─── Texto extraído ───

Movimento feminista da terceira e quarta onda

Fotografia: Rogério Marques

Continuando à temática do movimento feminista, fazemos uma síntese sobre a terceira onda de lutas feministas. Segundo Toledo (2001, p. 78), ela ocorreu entre os anos 1970-80, sobretudo na América Latina, e atendeu às demandas das agendas feministas que tinham como objetivo as mulheres trabalhadoras.

Não foram lutas com bandeiras específicas feministas, mas sindicais e amplas. Justamente, pode residir seu avanço em relação às ondas anteriores (anos 20 e anos 60), já que nesta a mulher trabalhadora se levanta junto com a classe numa luta que questionava diretamente o modo de produção capitalista (TOLEDO, 2001, p. 91).
Como se percebe, o pensamento de Toledo não discordava das outras autoras, porém enfatizava o fato de que, na década de 1970, as lutas objetivavam não apenas o retorno dos direitos políticos e dos direitos civis retirados da população brasileira durante o período da ditadura militar, como também traziam as bandeiras mais específicas das mulheres. Assim, além de questionar o sistema vigente no país – o modo de produção capitalista responsável pelas mazelas existentes na sociedade –, havia espaço para as reivindicações específicas das mulheres.
Nesse sentido, o feminismo conseguiu, em parte, expressar suas reivindicações na Constituição de 1988, que garante a igualdade entre homens e mulheres na sociedade e na família, abolindo o pátrio poder e a figura do chefe do casal. Neste sentido, a Constituição atual reconhece também a união estável como entidade familiar, incorpora novos direitos como o acesso ao planejamento familiar, a proteção contra a violência nas relações familiares e a não discriminação dos filhos tidos fora do casamento (FREIRE, 2008, p. 66).
Dentro dos movimentos feministas, as mulheres se organizaram junto aos mais diferentes grupos, sendo que, a princípio, algumas não se intitulavam feministas e estavam dedicadas a reivindicar direitos iguais para as mulheres como meio de lutar por seu espaço na sociedade.

─── Dados fornecidos ───

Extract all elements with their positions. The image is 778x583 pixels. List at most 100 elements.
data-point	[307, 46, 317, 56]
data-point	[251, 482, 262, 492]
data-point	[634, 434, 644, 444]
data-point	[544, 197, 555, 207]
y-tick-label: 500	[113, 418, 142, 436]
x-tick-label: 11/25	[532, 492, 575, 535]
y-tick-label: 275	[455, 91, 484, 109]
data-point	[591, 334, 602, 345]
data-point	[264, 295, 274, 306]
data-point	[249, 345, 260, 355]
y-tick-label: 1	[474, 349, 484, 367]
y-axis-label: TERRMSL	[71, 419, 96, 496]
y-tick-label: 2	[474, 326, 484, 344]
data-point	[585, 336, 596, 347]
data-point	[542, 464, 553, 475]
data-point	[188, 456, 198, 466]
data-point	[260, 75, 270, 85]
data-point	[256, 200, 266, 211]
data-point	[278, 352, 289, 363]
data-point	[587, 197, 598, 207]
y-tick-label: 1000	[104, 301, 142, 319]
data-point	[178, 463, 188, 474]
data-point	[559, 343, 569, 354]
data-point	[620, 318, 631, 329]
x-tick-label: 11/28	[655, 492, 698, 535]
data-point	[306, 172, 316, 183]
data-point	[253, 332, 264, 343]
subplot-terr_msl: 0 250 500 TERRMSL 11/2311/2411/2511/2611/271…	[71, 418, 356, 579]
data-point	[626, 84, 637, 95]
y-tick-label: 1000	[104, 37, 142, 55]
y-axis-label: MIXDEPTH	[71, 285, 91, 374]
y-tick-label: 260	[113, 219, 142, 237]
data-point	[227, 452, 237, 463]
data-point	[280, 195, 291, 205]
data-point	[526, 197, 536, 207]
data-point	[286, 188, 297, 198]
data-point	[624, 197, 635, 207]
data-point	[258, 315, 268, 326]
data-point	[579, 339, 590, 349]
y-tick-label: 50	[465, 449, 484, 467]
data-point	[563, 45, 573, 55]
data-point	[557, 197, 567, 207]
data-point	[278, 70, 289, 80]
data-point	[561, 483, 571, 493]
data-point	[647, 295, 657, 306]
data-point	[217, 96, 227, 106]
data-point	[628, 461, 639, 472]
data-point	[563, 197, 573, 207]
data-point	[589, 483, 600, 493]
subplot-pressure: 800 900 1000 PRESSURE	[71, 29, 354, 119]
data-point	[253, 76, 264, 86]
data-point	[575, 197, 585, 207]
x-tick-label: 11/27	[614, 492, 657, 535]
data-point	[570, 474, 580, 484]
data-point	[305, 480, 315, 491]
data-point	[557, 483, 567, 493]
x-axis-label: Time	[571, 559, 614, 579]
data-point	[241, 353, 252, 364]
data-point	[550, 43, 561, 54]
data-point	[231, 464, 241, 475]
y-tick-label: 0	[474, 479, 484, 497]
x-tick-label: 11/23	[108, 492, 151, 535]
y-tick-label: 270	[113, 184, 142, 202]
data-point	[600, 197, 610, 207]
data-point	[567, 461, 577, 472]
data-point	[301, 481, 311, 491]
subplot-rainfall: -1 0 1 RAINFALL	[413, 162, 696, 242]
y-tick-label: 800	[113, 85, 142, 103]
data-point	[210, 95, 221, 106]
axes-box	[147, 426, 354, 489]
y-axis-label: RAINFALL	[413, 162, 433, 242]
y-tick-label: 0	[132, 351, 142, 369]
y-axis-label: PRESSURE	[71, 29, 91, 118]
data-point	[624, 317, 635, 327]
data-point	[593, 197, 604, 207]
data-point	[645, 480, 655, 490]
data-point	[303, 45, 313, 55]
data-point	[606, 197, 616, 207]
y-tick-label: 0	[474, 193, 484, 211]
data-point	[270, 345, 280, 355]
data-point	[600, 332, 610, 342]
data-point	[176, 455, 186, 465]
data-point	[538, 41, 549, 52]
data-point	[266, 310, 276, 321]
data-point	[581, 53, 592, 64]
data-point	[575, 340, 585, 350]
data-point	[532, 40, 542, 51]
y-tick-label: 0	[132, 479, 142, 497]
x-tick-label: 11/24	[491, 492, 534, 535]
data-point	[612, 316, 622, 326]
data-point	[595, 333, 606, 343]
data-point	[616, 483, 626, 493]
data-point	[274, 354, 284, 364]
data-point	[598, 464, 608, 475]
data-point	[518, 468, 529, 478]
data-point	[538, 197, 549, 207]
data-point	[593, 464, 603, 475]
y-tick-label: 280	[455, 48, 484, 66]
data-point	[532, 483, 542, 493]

───

Objetivos ->
a - Responda a cada pergunta sobre o texto do movimento feminista:
(i) Segundo Toledo, em que período e em que região ocorreu principalmente a terceira onda?
(ii) Além do pátrio poder, que figura a Constituição de 1988 aboliu?
(iii) Que tipo de união a Constituição atual reconhece como entidade familiar?
b - Prossiga com o texto sobre o movimento feminista, começando logo após a sua última frase.

Respostas ->
a -
(i) Entre os anos 1970-80, sobretudo na América Latina.
(ii) A figura do chefe do casal.
(iii) A união estável.

b -
De acordo com Marlize Matos (2014) e Sônia Alvarez (2014), outros movimentos feministas emergiram pautados por forte crítica ao neoliberalismo, como a MMM (Marcha Mundial das Mulheres), movimento internacional que está inserido nas dinâmicas locais com uma pauta nacional, revigorando as pautas políticas dos feminismos e abrindo processos de aliança com outros movimentos sociais, a partir do resgate da ação feminista de rua, criativa e subversiva, no contexto de emergência dos movimentos antiglobalização e da construção do FSM (Fórum Social Mundial) em 2001, no momento  da implantação da política  neoliberal no Brasil.
As pautas são mais abrangentes, estando incluídas as questões de raça, classe e gênero, nas quais a discussão LGBTS e a legalização do aborto estão bem presentes. Para essas autoras, o Fórum Social Mundial promoveu a reaproximação de ambas as tendências e se converteu em um território justo (MATOS, 2014, ALVAREZ, 2014). Consideramos que a MMM cumpriu bem o papel do governo. Na  verdade, naquele momento estava se calando diante das altas taxas de mortalidade das mulheres vítimas de violência doméstica. As mulheres agredidas não tinham como se proteger do agressor, não havia recursos destinados para a construção de casas abrigos para elas se protegerem do agressor.
No campo discursivo de ação, como afirma Sônia Alvarez (2014), a Marcha Mundial das Mulheres e outras redes e grupos de movimentos feministas e de mulheres que se identificam com o chamado “campo anticapitalista” pela justiça global e pelos movimentos locais de protesto antineoliberal, apesar de terem seus “próprios pontos ocasionais de contato com o sistema ONU” (Organização das Nações Unidas), defendem que feministas devem trabalhar para integrar a justiça de gênero a todas as agendas, práticas e espaços daqueles movimentos maiores, focalizando na “[…] construção do movimento entre as mulheres e feministas, mas também cruzando setorialmente com movimentos mistos e não feministas, com quem construiriam alianças políticas contra o neoliberalismo” (CONWAY, 2010, p. 164, apud ALVAREZ, 2014, p. 70). Sua organização transfronteiras construiu redes que intersectam conexões translocais, constituindo um novo tipo de internacionalismo cuja base é o local.
Diante de tudo o que já foi debatido no decorrer do texto, as mulheres continuam nas ruas, na luta, reivindicando melhores condições de vida, discutindo tópicos como identificação de gênero, transexualidade [6], classes sociais, etnias, cultura, raça e violência.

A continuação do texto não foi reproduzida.